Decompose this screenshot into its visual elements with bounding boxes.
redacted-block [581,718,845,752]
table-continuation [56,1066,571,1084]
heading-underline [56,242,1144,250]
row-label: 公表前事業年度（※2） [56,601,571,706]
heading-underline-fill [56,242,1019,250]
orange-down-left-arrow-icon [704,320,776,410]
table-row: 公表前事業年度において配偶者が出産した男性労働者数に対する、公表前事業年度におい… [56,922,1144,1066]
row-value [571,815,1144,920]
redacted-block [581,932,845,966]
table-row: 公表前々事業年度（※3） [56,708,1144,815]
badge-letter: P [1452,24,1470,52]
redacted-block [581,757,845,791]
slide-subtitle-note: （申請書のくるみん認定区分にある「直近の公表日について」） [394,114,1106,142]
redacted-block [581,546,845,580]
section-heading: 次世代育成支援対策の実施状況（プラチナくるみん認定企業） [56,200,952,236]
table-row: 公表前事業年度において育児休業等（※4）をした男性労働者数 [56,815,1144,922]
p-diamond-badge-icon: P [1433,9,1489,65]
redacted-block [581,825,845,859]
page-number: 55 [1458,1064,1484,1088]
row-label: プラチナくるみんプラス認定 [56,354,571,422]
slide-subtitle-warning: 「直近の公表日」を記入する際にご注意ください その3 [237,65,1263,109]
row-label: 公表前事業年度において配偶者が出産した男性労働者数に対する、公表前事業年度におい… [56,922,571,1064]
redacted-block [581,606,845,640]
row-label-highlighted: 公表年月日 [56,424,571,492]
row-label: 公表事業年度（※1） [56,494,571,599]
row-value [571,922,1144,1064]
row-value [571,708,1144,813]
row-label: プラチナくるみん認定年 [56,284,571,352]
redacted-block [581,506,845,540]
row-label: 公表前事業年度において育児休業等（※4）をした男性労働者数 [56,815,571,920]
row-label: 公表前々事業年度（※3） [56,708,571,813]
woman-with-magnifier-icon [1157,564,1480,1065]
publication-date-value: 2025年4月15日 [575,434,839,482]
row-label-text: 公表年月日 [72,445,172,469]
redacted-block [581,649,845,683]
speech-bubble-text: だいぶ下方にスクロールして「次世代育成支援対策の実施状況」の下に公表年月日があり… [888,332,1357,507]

------------------------------------------------

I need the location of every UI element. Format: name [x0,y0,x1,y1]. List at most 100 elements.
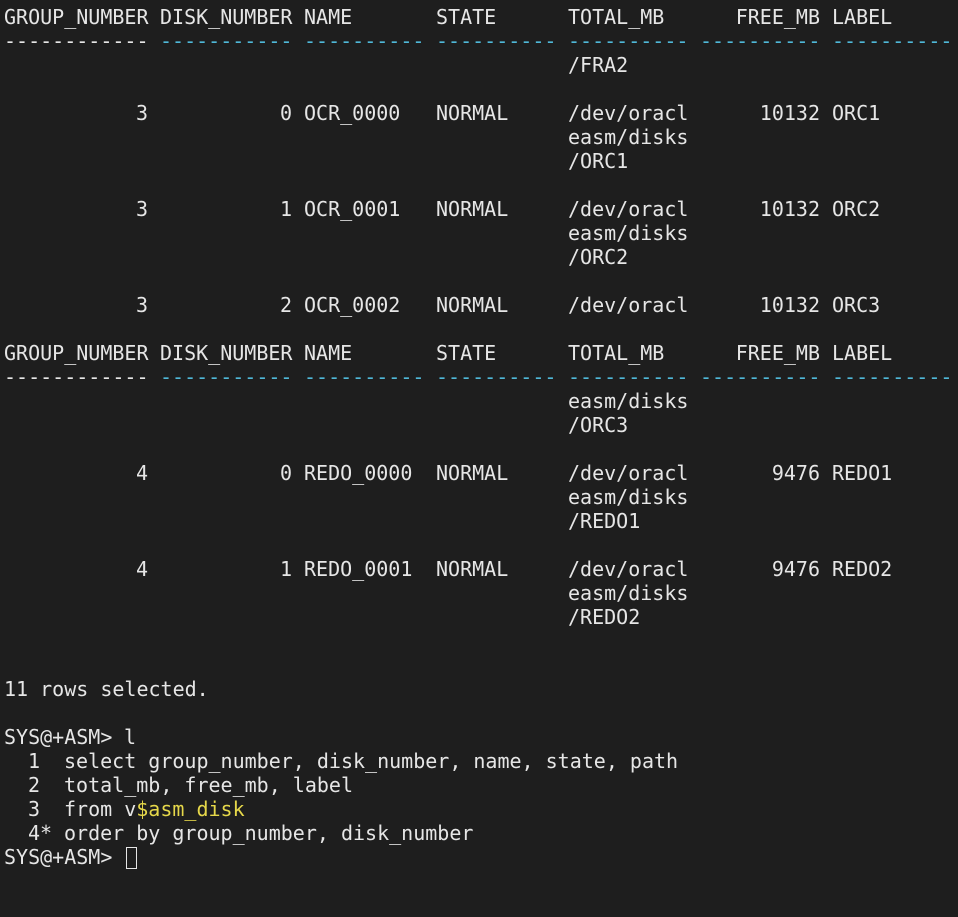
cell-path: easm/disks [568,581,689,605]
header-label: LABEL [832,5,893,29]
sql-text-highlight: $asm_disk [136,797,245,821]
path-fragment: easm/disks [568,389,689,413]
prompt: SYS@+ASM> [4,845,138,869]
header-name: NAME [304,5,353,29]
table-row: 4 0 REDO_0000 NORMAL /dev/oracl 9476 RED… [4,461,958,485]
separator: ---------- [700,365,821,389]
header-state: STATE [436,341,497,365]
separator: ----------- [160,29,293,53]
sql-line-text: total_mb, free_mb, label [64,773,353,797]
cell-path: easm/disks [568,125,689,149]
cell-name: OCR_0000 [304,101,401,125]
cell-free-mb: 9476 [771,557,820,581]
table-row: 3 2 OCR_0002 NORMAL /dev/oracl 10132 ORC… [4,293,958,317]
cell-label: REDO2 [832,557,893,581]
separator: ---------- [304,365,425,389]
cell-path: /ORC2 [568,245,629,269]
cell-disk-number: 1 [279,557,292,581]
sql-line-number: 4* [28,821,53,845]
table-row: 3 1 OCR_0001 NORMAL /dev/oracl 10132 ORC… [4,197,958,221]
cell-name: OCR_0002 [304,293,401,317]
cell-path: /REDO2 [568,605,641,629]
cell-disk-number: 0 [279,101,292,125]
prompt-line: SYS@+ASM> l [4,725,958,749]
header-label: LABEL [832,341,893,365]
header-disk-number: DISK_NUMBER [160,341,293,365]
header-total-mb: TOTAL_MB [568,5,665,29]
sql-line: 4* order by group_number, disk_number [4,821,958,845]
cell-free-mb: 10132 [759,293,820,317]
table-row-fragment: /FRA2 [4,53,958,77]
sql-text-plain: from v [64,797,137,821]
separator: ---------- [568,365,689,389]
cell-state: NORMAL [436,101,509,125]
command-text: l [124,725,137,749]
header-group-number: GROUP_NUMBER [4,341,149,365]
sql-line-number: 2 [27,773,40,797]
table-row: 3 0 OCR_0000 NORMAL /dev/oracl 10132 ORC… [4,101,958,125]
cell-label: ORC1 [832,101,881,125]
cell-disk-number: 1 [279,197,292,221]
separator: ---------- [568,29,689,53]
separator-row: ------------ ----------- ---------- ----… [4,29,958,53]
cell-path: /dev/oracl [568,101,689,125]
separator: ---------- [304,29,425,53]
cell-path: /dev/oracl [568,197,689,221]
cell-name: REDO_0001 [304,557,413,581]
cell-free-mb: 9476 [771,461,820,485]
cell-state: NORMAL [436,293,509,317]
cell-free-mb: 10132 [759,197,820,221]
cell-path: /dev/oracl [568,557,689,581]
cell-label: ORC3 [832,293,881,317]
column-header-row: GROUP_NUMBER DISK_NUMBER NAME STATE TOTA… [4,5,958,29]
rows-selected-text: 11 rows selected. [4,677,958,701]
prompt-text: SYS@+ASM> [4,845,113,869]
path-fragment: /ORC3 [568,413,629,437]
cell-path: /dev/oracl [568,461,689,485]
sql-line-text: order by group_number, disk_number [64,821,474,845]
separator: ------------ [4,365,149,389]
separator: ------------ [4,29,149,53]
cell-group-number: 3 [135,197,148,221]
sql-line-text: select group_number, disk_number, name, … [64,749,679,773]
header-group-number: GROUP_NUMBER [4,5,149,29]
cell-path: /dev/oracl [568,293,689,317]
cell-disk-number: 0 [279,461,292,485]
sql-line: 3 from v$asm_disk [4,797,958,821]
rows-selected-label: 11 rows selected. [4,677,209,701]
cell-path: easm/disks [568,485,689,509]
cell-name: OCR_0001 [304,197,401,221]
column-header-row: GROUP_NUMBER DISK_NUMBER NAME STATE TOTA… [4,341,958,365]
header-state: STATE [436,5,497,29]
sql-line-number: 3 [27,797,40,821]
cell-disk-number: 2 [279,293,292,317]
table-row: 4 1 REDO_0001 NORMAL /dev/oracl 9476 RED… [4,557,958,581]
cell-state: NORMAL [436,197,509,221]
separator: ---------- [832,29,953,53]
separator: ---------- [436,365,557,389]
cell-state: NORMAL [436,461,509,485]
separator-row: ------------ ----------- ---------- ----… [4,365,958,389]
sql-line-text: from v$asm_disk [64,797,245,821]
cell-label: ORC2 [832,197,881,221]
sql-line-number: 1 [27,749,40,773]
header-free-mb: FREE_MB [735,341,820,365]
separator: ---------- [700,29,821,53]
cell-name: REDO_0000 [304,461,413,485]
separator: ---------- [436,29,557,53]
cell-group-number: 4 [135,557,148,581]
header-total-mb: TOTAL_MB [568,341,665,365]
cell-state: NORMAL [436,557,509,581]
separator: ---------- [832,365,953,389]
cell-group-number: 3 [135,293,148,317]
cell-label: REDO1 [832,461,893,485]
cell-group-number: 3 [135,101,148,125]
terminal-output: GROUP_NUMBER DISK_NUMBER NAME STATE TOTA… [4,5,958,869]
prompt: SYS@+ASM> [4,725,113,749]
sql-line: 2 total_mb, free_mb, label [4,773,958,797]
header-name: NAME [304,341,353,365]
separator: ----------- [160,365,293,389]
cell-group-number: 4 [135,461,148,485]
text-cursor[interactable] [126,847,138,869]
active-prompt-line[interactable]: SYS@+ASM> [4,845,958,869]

------------------------------------------------

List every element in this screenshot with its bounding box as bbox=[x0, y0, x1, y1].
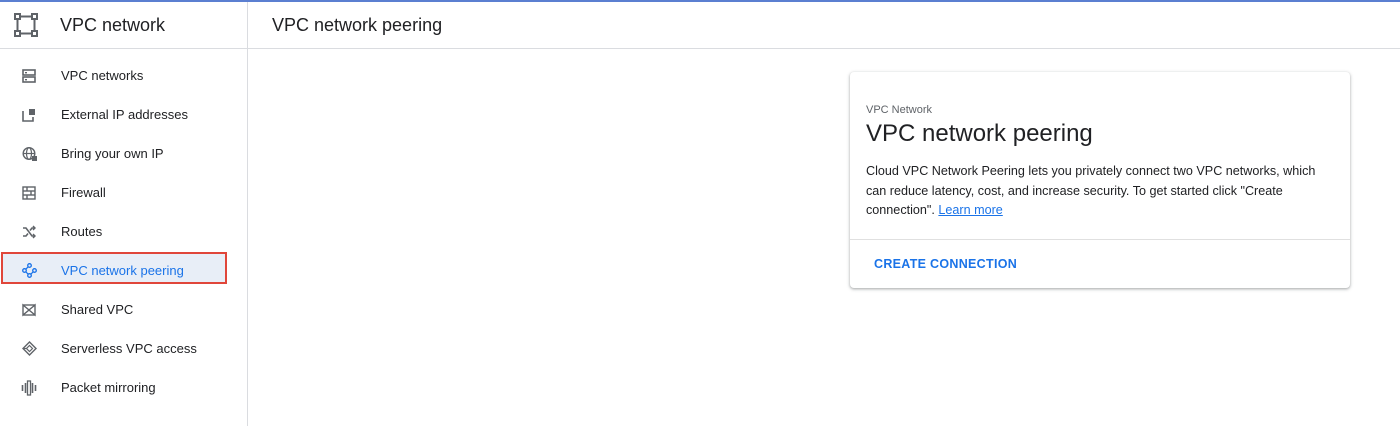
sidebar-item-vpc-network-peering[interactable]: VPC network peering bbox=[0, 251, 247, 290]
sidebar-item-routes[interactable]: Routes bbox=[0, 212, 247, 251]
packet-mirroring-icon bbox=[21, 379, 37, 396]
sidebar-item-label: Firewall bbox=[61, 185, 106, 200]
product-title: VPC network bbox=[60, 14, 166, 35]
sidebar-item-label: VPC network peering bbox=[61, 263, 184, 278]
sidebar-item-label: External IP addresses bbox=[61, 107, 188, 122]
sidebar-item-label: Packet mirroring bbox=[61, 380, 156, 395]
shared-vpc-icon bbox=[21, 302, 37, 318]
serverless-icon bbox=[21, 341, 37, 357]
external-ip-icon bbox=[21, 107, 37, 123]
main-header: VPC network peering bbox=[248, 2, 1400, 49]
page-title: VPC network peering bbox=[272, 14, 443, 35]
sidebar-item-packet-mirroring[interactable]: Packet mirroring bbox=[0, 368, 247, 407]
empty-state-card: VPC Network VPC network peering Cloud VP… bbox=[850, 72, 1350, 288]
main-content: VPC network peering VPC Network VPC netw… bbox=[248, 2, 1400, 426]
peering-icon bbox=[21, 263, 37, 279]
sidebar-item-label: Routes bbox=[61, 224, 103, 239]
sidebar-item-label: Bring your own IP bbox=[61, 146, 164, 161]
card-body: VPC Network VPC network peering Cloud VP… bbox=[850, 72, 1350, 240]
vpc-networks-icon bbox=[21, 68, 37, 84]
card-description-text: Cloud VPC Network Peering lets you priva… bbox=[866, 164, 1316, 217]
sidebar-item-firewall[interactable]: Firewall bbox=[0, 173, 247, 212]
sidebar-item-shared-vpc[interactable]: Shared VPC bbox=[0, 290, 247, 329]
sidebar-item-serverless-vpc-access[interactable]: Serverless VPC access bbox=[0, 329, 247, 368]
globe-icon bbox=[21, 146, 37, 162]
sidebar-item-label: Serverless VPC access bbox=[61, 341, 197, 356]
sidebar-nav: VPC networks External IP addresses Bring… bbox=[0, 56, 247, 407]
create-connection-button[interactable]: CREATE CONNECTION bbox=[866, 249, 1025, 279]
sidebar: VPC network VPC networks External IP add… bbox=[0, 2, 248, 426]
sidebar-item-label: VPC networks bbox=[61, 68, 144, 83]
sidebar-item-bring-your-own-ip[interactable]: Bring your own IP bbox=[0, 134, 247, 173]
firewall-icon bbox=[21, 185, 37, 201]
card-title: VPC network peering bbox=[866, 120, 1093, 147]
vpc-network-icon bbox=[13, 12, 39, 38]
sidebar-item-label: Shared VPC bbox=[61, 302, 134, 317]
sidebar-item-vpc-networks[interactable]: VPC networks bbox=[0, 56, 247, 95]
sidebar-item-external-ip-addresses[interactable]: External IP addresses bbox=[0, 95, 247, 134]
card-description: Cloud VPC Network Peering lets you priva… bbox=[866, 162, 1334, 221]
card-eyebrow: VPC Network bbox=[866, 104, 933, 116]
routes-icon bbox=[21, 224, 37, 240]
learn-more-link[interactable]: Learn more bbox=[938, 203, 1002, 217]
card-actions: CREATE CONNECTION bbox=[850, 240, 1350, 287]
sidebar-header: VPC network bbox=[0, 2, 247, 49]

------------------------------------------------

→ **YOUR OBJECTIVE**: Which lines of the data above contain the string "mirroring"? Return each of those lines in full, matching case exactly.

→ **RESPONSE TO THE TASK**:
packet-mirroring-icon bbox=[21, 379, 37, 396]
sidebar-item-label: Packet mirroring bbox=[61, 380, 156, 395]
sidebar-item-packet-mirroring[interactable]: Packet mirroring bbox=[0, 368, 247, 407]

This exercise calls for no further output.